Aim:
Show all lines holding the string "find".

(Extracted data entries)
********************
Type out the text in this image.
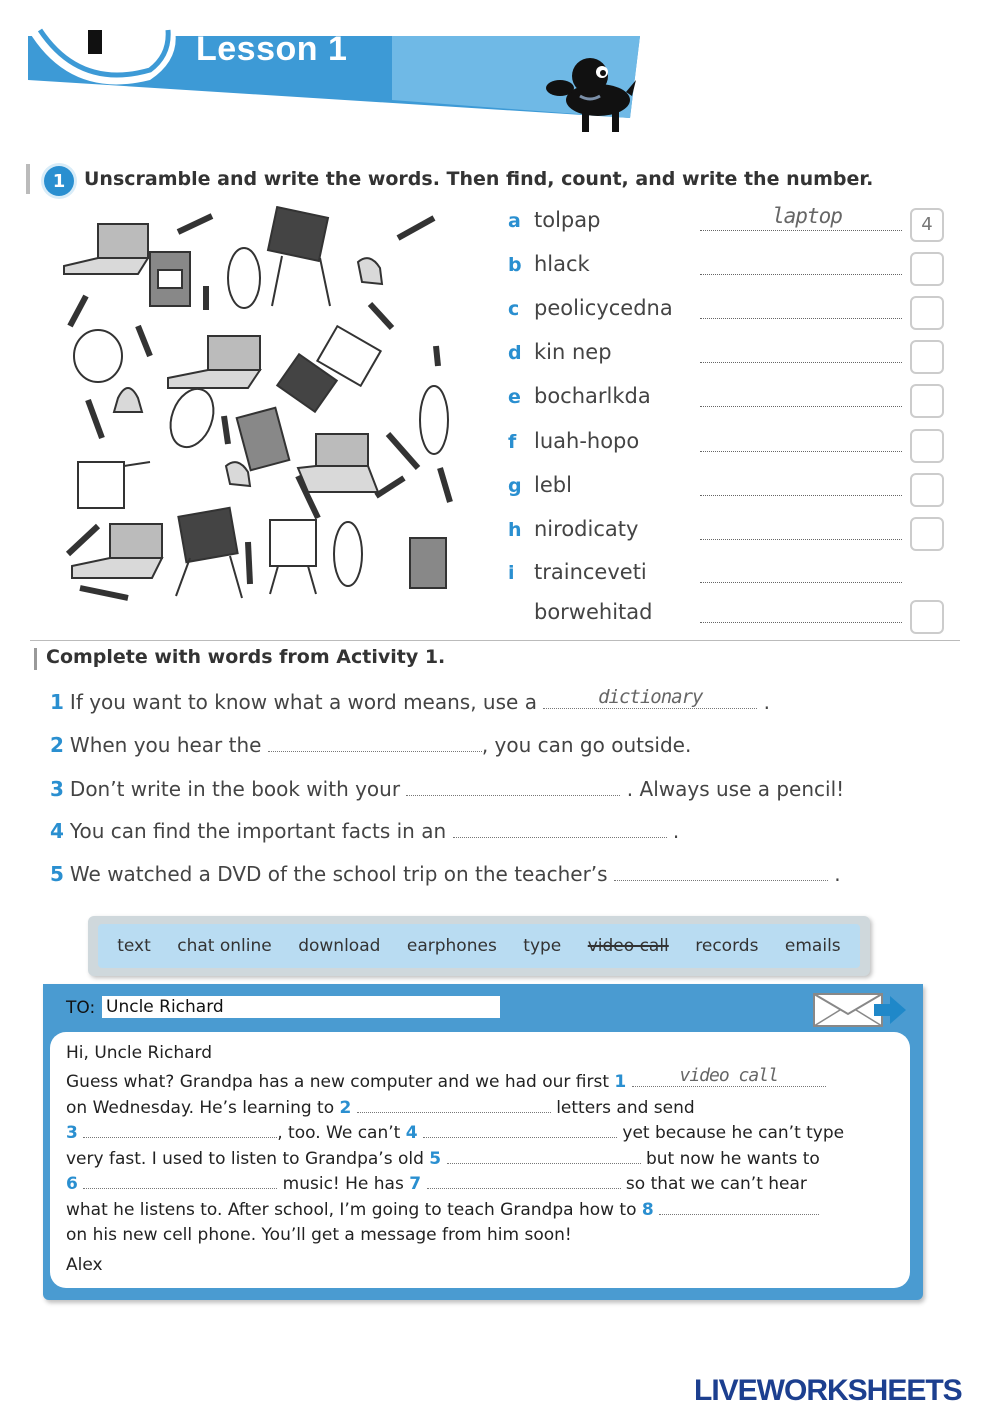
Lesson 1
1 Unscramble and write the words. Then find, count, and write the number.
a tolpap	laptop	4
b hlack
c peolicycedna
d kin nep
e bocharlkda
f luah-hopo
g lebl
h nirodicaty
i trainceveti
borwehitad
Complete with words from Activity 1.
1 If you want to know what a word means, use a	dictionary	.
2 When you hear the	, you can go outside.
3 Don’t write in the book with your	. Always use a pencil!
4 You can find the important facts in an	.
5 We watched a DVD of the school trip on the teacher’s	.
text chat online download earphones type video call records emails
TO: Uncle Richard
Hi, Uncle Richard
Guess what? Grandpa has a new computer and we had our first 1	video call
on Wednesday. He’s learning to 2	letters and send
3	, too. We can’t 4	yet because he can’t type
very fast. I used to listen to Grandpa’s old 5	but now he wants to
6	music! He has 7	so that we can’t hear
what he listens to. After school, I’m going to teach Grandpa how to 8
on his new cell phone. You’ll get a message from him soon!
Alex
LIVEWORKSHEETS
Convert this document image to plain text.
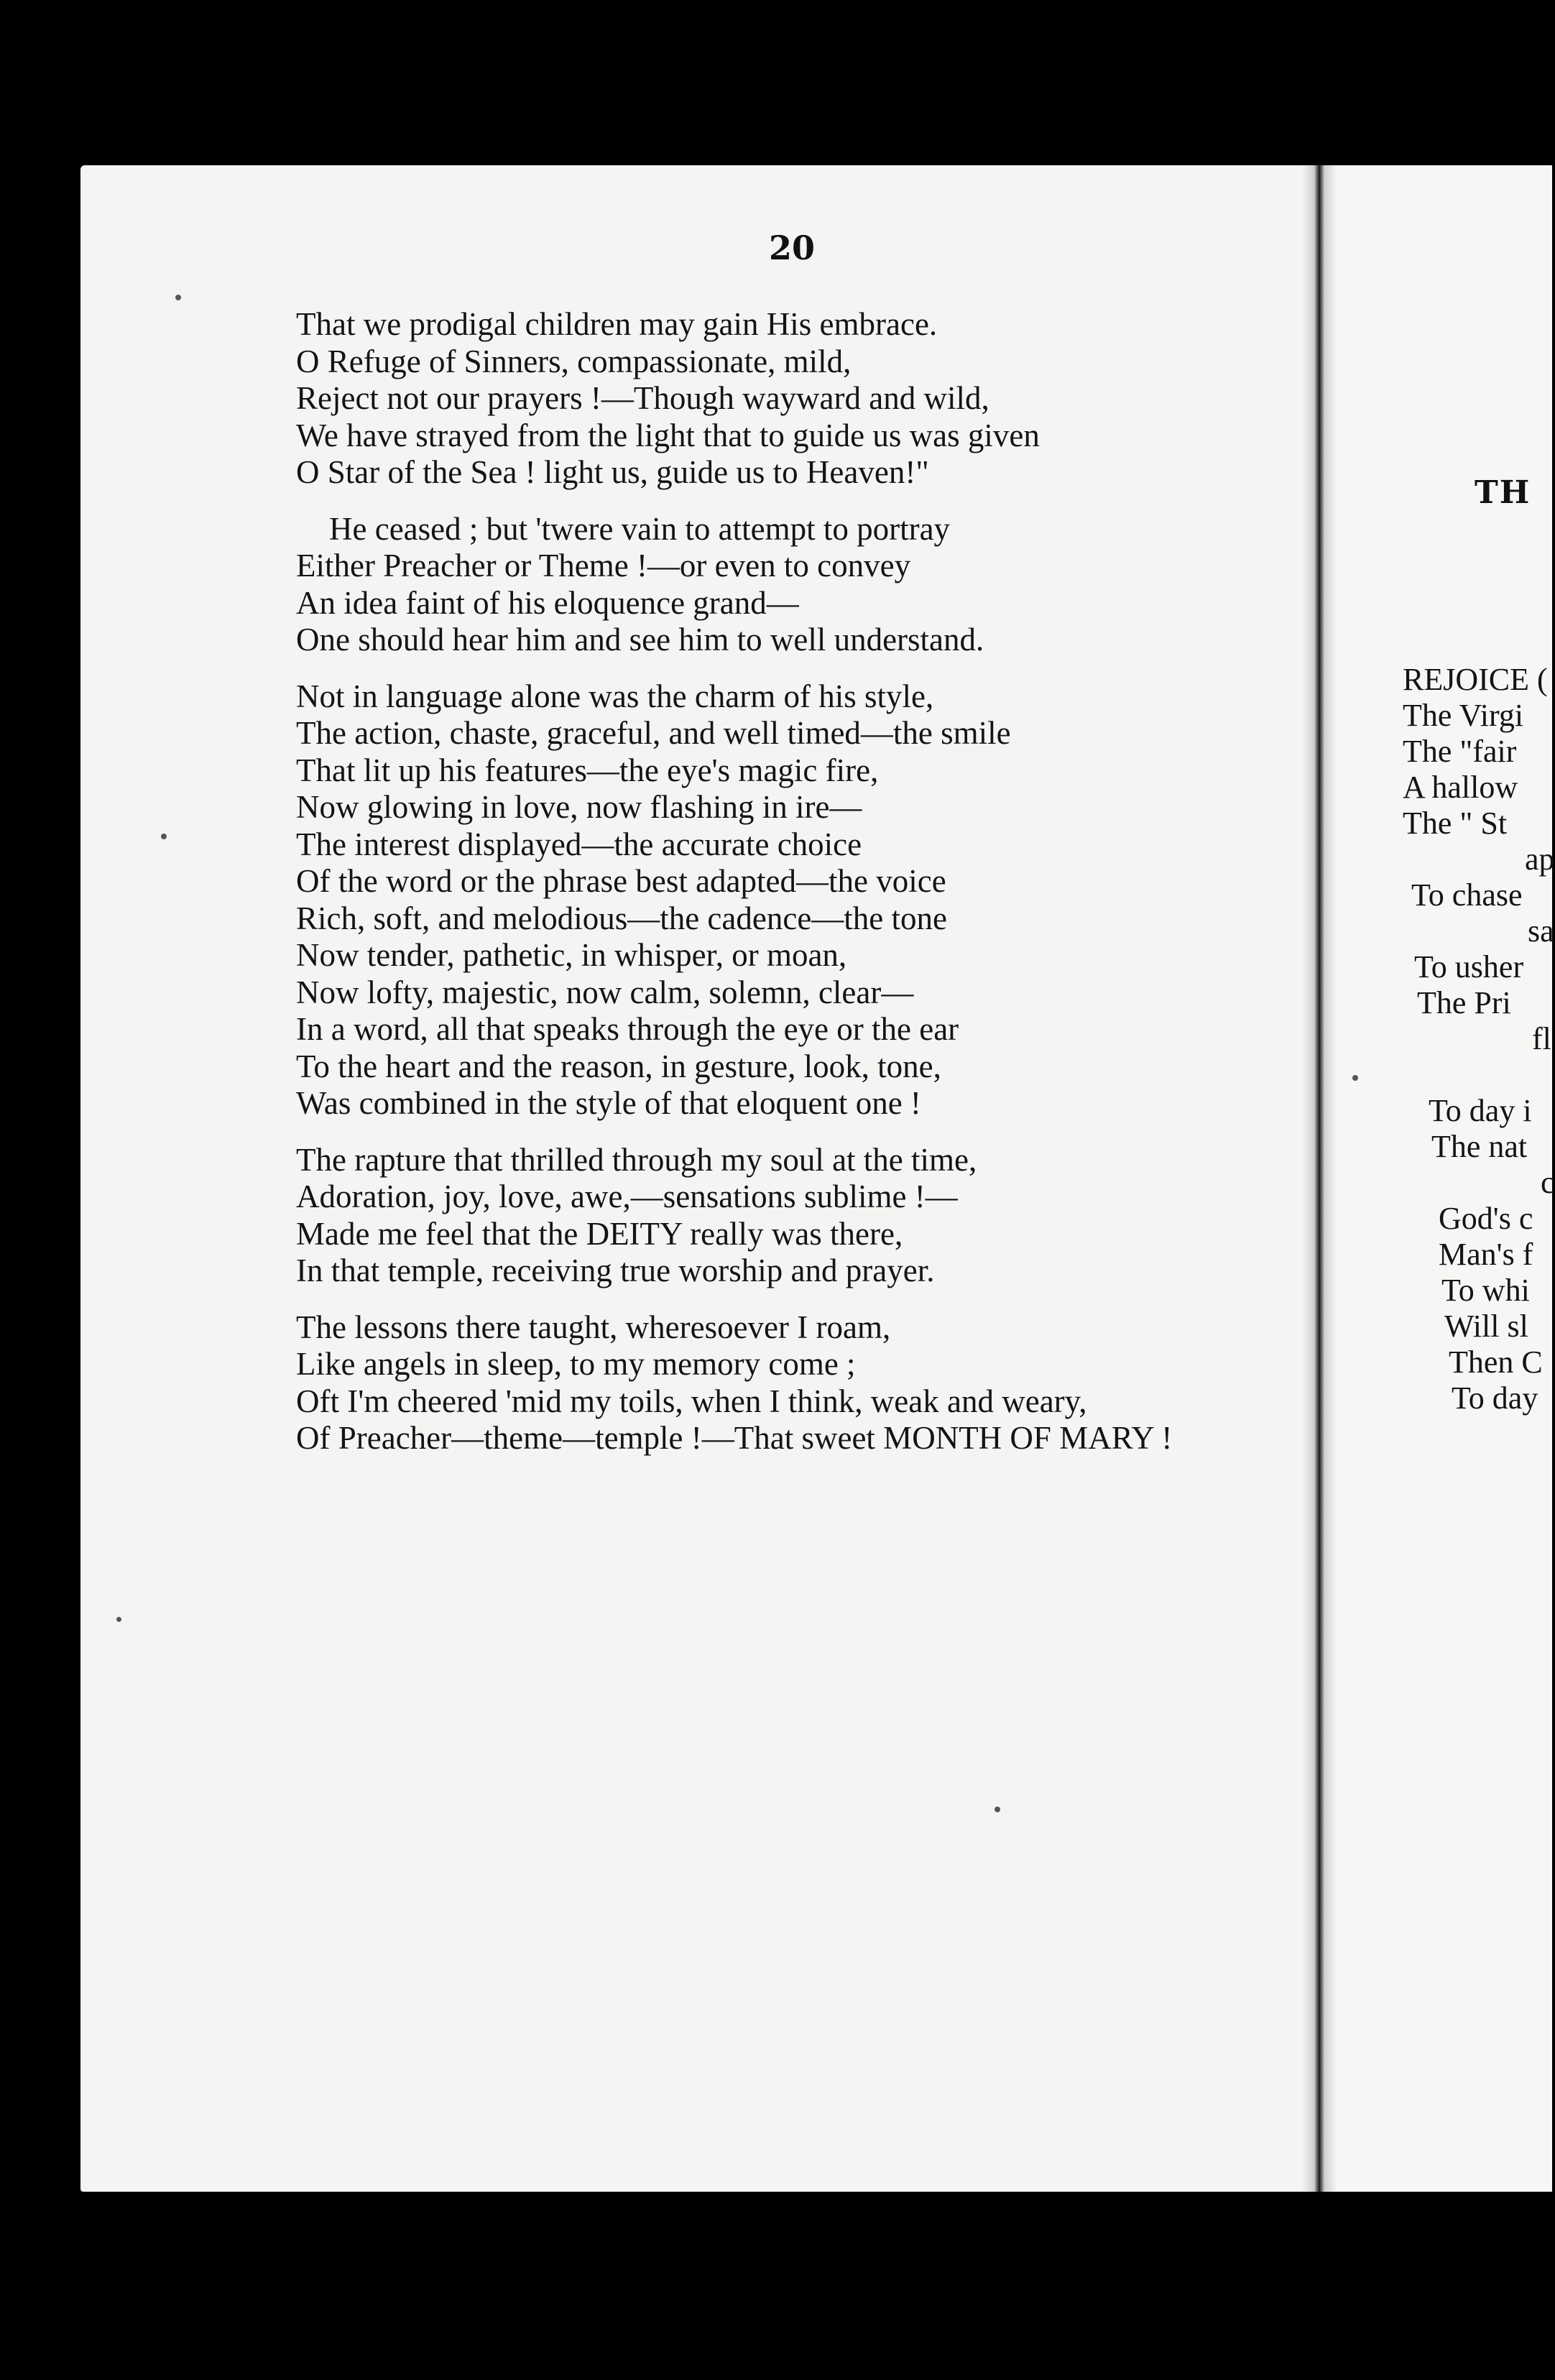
20
That we prodigal children may gain His embrace.
O Refuge of Sinners, compassionate, mild,
Reject not our prayers !—Though wayward and wild,
We have strayed from the light that to guide us was given
O Star of the Sea ! light us, guide us to Heaven!"
He ceased ; but 'twere vain to attempt to portray
Either Preacher or Theme !—or even to convey
An idea faint of his eloquence grand—
One should hear him and see him to well understand.
Not in language alone was the charm of his style,
The action, chaste, graceful, and well timed—the smile
That lit up his features—the eye's magic fire,
Now glowing in love, now flashing in ire—
The interest displayed—the accurate choice
Of the word or the phrase best adapted—the voice
Rich, soft, and melodious—the cadence—the tone
Now tender, pathetic, in whisper, or moan,
Now lofty, majestic, now calm, solemn, clear—
In a word, all that speaks through the eye or the ear
To the heart and the reason, in gesture, look, tone,
Was combined in the style of that eloquent one !
The rapture that thrilled through my soul at the time,
Adoration, joy, love, awe,—sensations sublime !—
Made me feel that the DEITY really was there,
In that temple, receiving true worship and prayer.
The lessons there taught, wheresoever I roam,
Like angels in sleep, to my memory come ;
Oft I'm cheered 'mid my toils, when I think, weak and weary,
Of Preacher—theme—temple !—That sweet MONTH OF MARY !
TH
REJOICE (
The Virgi
The "fair
A hallow
The " St
ap
To chase
sa
To usher
The Pri
fl
To day i
The nat
c
God's c
Man's f
To whi
Will sl
Then C
To day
********************
Solution to this problem:
1 Unscramble and write the words. Then find, count, and write the number.
4 You can find the important facts in an	.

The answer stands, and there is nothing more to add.